Copy each line of the data below exactly, leaving out pictures.

## [Recorded data]
+-------+

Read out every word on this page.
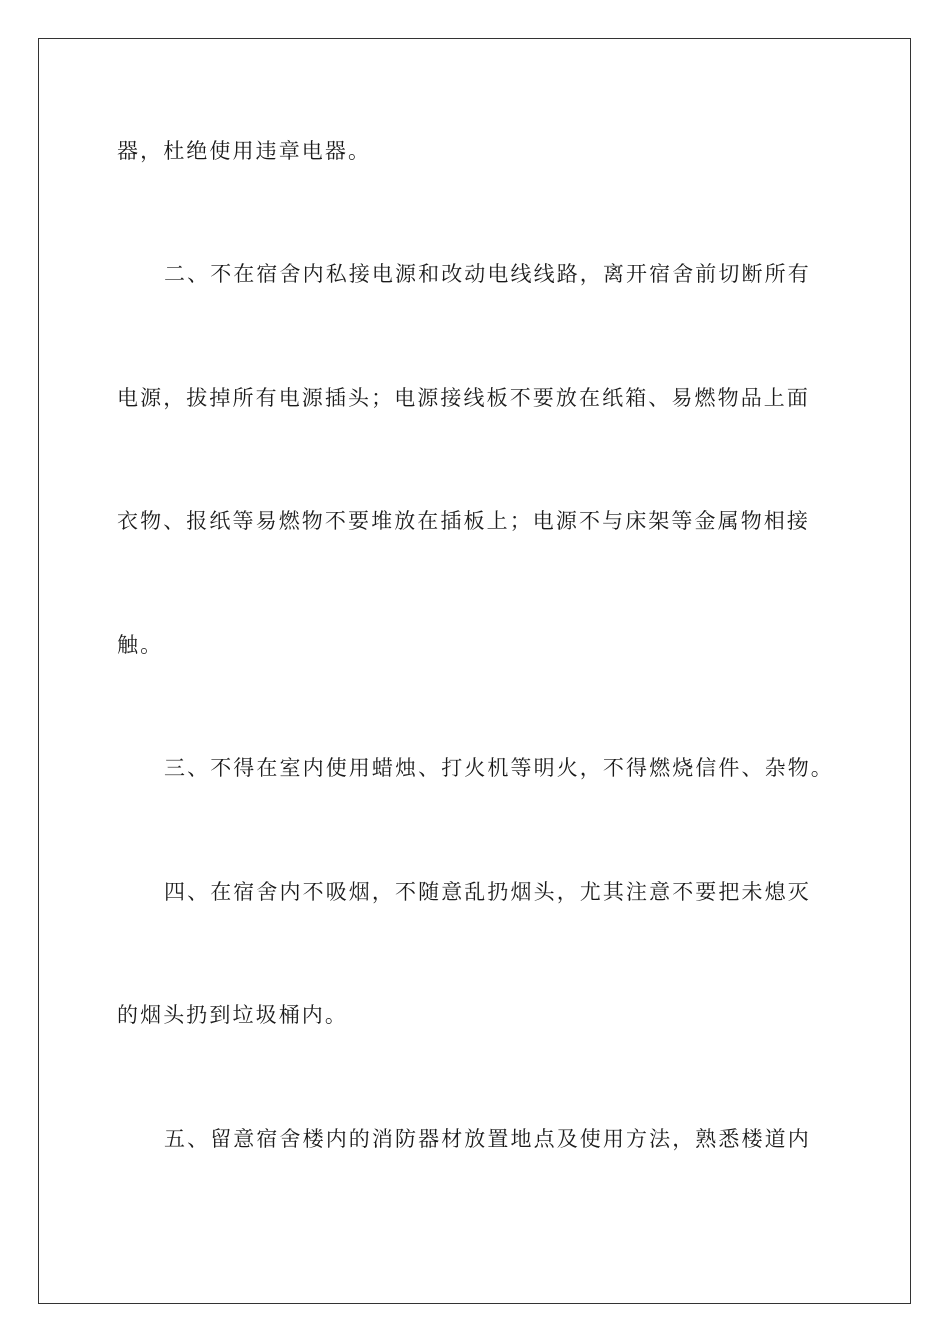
器，杜绝使用违章电器。
二、不在宿舍内私接电源和改动电线线路，离开宿舍前切断所有
电源，拔掉所有电源插头；电源接线板不要放在纸箱、易燃物品上面
衣物、报纸等易燃物不要堆放在插板上；电源不与床架等金属物相接
触。
三、不得在室内使用蜡烛、打火机等明火，不得燃烧信件、杂物。
四、在宿舍内不吸烟，不随意乱扔烟头，尤其注意不要把未熄灭
的烟头扔到垃圾桶内。
五、留意宿舍楼内的消防器材放置地点及使用方法，熟悉楼道内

+-------+

## [The result]
Read out every word on this page.
器，杜绝使用违章电器。
二、不在宿舍内私接电源和改动电线线路，离开宿舍前切断所有
电源，拔掉所有电源插头；电源接线板不要放在纸箱、易燃物品上面
衣物、报纸等易燃物不要堆放在插板上；电源不与床架等金属物相接
触。
三、不得在室内使用蜡烛、打火机等明火，不得燃烧信件、杂物。
四、在宿舍内不吸烟，不随意乱扔烟头，尤其注意不要把未熄灭
的烟头扔到垃圾桶内。
五、留意宿舍楼内的消防器材放置地点及使用方法，熟悉楼道内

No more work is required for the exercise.